● Problem to work on
Repeat the listing in full, exactly as it stands.

● Information provided

* begin *

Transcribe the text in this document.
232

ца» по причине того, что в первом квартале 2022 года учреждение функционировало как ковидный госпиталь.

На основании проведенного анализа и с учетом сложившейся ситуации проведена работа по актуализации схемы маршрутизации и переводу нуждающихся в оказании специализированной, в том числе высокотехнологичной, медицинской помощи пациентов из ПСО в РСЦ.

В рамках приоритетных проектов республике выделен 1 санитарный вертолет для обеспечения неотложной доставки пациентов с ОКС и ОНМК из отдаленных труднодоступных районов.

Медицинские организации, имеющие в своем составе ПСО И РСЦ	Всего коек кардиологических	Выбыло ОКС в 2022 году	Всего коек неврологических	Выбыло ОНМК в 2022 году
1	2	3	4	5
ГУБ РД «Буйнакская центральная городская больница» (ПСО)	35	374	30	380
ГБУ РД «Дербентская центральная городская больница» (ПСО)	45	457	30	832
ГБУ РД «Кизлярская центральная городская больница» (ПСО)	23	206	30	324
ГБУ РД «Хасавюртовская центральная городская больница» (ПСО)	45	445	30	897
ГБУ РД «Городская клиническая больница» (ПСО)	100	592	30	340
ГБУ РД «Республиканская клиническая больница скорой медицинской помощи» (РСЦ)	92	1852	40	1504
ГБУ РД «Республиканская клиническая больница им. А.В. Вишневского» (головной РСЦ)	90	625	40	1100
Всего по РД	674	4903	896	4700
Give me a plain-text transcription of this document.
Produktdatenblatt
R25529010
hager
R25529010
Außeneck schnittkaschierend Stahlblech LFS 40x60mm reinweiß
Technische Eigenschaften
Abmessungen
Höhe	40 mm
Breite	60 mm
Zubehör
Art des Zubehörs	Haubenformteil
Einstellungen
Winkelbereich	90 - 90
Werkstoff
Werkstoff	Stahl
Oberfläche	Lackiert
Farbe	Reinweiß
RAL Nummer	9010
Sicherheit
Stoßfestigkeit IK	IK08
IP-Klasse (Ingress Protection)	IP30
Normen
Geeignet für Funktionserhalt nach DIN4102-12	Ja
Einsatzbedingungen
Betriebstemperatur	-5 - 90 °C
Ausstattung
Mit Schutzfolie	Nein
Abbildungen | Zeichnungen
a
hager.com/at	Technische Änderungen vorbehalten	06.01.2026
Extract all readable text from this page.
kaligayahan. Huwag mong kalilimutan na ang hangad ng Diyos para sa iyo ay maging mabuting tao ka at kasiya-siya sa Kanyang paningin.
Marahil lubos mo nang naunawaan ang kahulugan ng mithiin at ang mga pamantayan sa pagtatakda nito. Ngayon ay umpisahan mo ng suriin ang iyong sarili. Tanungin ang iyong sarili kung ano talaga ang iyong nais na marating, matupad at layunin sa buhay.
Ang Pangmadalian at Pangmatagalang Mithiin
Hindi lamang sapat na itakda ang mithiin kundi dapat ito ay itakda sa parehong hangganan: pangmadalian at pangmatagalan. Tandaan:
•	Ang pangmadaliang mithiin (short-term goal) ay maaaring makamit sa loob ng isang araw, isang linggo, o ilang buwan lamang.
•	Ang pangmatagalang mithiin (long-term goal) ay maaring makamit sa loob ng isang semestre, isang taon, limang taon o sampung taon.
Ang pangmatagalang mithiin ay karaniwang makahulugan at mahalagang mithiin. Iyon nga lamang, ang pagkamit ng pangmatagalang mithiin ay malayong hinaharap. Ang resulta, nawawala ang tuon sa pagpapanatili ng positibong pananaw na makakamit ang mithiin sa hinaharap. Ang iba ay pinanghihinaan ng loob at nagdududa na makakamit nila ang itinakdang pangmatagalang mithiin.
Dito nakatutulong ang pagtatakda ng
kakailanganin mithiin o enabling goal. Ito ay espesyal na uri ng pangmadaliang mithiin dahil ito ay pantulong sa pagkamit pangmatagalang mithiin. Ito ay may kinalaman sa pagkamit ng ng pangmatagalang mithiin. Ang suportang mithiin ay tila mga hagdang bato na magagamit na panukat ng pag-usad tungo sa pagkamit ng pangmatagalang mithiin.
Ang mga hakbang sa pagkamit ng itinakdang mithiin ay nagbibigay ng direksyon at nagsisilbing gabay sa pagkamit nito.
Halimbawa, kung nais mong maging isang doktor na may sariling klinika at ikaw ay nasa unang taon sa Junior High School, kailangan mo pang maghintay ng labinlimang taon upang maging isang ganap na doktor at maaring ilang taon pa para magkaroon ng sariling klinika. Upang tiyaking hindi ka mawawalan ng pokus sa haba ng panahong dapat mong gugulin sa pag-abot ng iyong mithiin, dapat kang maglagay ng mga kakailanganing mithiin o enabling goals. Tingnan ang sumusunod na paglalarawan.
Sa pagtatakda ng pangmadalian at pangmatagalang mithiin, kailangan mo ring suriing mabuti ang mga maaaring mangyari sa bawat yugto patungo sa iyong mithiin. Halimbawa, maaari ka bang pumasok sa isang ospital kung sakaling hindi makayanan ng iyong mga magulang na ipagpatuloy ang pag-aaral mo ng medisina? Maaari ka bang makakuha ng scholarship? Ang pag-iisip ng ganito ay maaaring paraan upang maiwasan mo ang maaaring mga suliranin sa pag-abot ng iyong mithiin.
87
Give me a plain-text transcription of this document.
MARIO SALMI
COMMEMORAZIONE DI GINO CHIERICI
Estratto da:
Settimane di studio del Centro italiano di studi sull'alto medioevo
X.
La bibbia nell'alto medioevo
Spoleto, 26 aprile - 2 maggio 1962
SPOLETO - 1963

* end *

● Solution for this exercise
Transcribe the text in this document.
232

ца» по причине того, что в первом квартале 2022 года учреждение функционировало как ковидный госпиталь.

На основании проведенного анализа и с учетом сложившейся ситуации проведена работа по актуализации схемы маршрутизации и переводу нуждающихся в оказании специализированной, в том числе высокотехнологичной, медицинской помощи пациентов из ПСО в РСЦ.

В рамках приоритетных проектов республике выделен 1 санитарный вертолет для обеспечения неотложной доставки пациентов с ОКС и ОНМК из отдаленных труднодоступных районов.

Медицинские организации, имеющие в своем составе ПСО И РСЦ	Всего коек кардиологических	Выбыло ОКС в 2022 году	Всего коек неврологических	Выбыло ОНМК в 2022 году
1	2	3	4	5
ГУБ РД «Буйнакская центральная городская больница» (ПСО)	35	374	30	380
ГБУ РД «Дербентская центральная городская больница» (ПСО)	45	457	30	832
ГБУ РД «Кизлярская центральная городская больница» (ПСО)	23	206	30	324
ГБУ РД «Хасавюртовская центральная городская больница» (ПСО)	45	445	30	897
ГБУ РД «Городская клиническая больница» (ПСО)	100	592	30	340
ГБУ РД «Республиканская клиническая больница скорой медицинской помощи» (РСЦ)	92	1852	40	1504
ГБУ РД «Республиканская клиническая больница им. А.В. Вишневского» (головной РСЦ)	90	625	40	1100
Всего по РД	674	4903	896	4700
Give me a plain-text transcription of this document.
Produktdatenblatt
R25529010
hager
R25529010
Außeneck schnittkaschierend Stahlblech LFS 40x60mm reinweiß
Technische Eigenschaften
Abmessungen
Höhe	40 mm
Breite	60 mm
Zubehör
Art des Zubehörs	Haubenformteil
Einstellungen
Winkelbereich	90 - 90
Werkstoff
Werkstoff	Stahl
Oberfläche	Lackiert
Farbe	Reinweiß
RAL Nummer	9010
Sicherheit
Stoßfestigkeit IK	IK08
IP-Klasse (Ingress Protection)	IP30
Normen
Geeignet für Funktionserhalt nach DIN4102-12	Ja
Einsatzbedingungen
Betriebstemperatur	-5 - 90 °C
Ausstattung
Mit Schutzfolie	Nein
Abbildungen | Zeichnungen
a
hager.com/at	Technische Änderungen vorbehalten	06.01.2026
Extract all readable text from this page.
kaligayahan. Huwag mong kalilimutan na ang hangad ng Diyos para sa iyo ay maging mabuting tao ka at kasiya-siya sa Kanyang paningin.
Marahil lubos mo nang naunawaan ang kahulugan ng mithiin at ang mga pamantayan sa pagtatakda nito. Ngayon ay umpisahan mo ng suriin ang iyong sarili. Tanungin ang iyong sarili kung ano talaga ang iyong nais na marating, matupad at layunin sa buhay.
Ang Pangmadalian at Pangmatagalang Mithiin
Hindi lamang sapat na itakda ang mithiin kundi dapat ito ay itakda sa parehong hangganan: pangmadalian at pangmatagalan. Tandaan:
•	Ang pangmadaliang mithiin (short-term goal) ay maaaring makamit sa loob ng isang araw, isang linggo, o ilang buwan lamang.
•	Ang pangmatagalang mithiin (long-term goal) ay maaring makamit sa loob ng isang semestre, isang taon, limang taon o sampung taon.
Ang pangmatagalang mithiin ay karaniwang makahulugan at mahalagang mithiin. Iyon nga lamang, ang pagkamit ng pangmatagalang mithiin ay malayong hinaharap. Ang resulta, nawawala ang tuon sa pagpapanatili ng positibong pananaw na makakamit ang mithiin sa hinaharap. Ang iba ay pinanghihinaan ng loob at nagdududa na makakamit nila ang itinakdang pangmatagalang mithiin.
Dito nakatutulong ang pagtatakda ng
kakailanganin mithiin o enabling goal. Ito ay espesyal na uri ng pangmadaliang mithiin dahil ito ay pantulong sa pagkamit pangmatagalang mithiin. Ito ay may kinalaman sa pagkamit ng ng pangmatagalang mithiin. Ang suportang mithiin ay tila mga hagdang bato na magagamit na panukat ng pag-usad tungo sa pagkamit ng pangmatagalang mithiin.
Ang mga hakbang sa pagkamit ng itinakdang mithiin ay nagbibigay ng direksyon at nagsisilbing gabay sa pagkamit nito.
Halimbawa, kung nais mong maging isang doktor na may sariling klinika at ikaw ay nasa unang taon sa Junior High School, kailangan mo pang maghintay ng labinlimang taon upang maging isang ganap na doktor at maaring ilang taon pa para magkaroon ng sariling klinika. Upang tiyaking hindi ka mawawalan ng pokus sa haba ng panahong dapat mong gugulin sa pag-abot ng iyong mithiin, dapat kang maglagay ng mga kakailanganing mithiin o enabling goals. Tingnan ang sumusunod na paglalarawan.
Sa pagtatakda ng pangmadalian at pangmatagalang mithiin, kailangan mo ring suriing mabuti ang mga maaaring mangyari sa bawat yugto patungo sa iyong mithiin. Halimbawa, maaari ka bang pumasok sa isang ospital kung sakaling hindi makayanan ng iyong mga magulang na ipagpatuloy ang pag-aaral mo ng medisina? Maaari ka bang makakuha ng scholarship? Ang pag-iisip ng ganito ay maaaring paraan upang maiwasan mo ang maaaring mga suliranin sa pag-abot ng iyong mithiin.
87
Give me a plain-text transcription of this document.
MARIO SALMI
COMMEMORAZIONE DI GINO CHIERICI
Estratto da:
Settimane di studio del Centro italiano di studi sull'alto medioevo
X.
La bibbia nell'alto medioevo
Spoleto, 26 aprile - 2 maggio 1962
SPOLETO - 1963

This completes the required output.